● GIVEN EXERCISE: Locate each line of the material that contains "text", then return it.

Figure collection entries:
---
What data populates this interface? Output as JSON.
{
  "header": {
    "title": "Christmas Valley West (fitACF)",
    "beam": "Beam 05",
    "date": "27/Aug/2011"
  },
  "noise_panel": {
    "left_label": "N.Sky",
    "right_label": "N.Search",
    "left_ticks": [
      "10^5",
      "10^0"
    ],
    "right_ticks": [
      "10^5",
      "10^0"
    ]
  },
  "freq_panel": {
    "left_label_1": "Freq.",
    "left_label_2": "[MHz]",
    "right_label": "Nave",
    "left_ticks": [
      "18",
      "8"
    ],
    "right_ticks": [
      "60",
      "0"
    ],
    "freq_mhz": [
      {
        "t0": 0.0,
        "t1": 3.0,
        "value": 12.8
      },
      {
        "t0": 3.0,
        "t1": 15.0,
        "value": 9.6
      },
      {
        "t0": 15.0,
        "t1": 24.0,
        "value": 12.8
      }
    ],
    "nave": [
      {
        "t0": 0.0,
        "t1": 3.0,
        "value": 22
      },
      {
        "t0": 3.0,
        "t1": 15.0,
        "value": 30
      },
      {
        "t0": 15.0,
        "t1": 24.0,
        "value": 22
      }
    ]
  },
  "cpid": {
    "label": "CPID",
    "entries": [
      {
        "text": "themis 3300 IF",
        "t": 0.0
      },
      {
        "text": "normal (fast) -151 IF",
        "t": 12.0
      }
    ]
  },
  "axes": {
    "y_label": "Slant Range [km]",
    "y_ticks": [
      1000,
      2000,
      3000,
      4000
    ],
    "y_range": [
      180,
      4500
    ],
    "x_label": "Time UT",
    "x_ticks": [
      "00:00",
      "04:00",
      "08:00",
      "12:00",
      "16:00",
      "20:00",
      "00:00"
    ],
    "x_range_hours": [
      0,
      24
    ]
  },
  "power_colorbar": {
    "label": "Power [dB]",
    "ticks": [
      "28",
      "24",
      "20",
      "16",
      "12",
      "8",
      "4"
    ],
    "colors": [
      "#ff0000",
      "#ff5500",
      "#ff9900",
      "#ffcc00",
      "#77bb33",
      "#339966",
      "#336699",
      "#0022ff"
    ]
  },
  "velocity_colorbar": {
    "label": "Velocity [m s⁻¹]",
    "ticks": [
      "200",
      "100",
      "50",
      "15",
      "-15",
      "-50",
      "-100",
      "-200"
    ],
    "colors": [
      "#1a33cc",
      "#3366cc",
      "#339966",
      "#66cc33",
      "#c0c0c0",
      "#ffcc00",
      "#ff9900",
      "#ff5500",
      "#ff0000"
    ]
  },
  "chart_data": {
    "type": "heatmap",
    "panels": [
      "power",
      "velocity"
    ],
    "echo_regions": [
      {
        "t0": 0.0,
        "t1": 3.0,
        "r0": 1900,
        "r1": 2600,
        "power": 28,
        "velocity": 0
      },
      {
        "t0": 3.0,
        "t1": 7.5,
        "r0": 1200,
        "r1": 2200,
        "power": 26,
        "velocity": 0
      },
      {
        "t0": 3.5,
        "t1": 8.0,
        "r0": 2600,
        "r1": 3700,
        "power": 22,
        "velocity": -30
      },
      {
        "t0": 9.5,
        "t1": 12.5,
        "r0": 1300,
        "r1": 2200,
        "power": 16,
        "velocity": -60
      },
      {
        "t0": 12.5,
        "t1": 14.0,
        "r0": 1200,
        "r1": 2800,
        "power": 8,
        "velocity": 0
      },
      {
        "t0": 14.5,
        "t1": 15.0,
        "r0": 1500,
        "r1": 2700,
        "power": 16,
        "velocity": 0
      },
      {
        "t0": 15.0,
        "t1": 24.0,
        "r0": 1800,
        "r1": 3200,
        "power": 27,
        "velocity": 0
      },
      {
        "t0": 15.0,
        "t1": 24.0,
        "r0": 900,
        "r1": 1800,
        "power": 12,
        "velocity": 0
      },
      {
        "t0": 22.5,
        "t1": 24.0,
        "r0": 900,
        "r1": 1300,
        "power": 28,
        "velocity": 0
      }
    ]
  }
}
---
● REPLY:
        "text": "themis 3300 IF",
        "text": "normal (fast) -151 IF",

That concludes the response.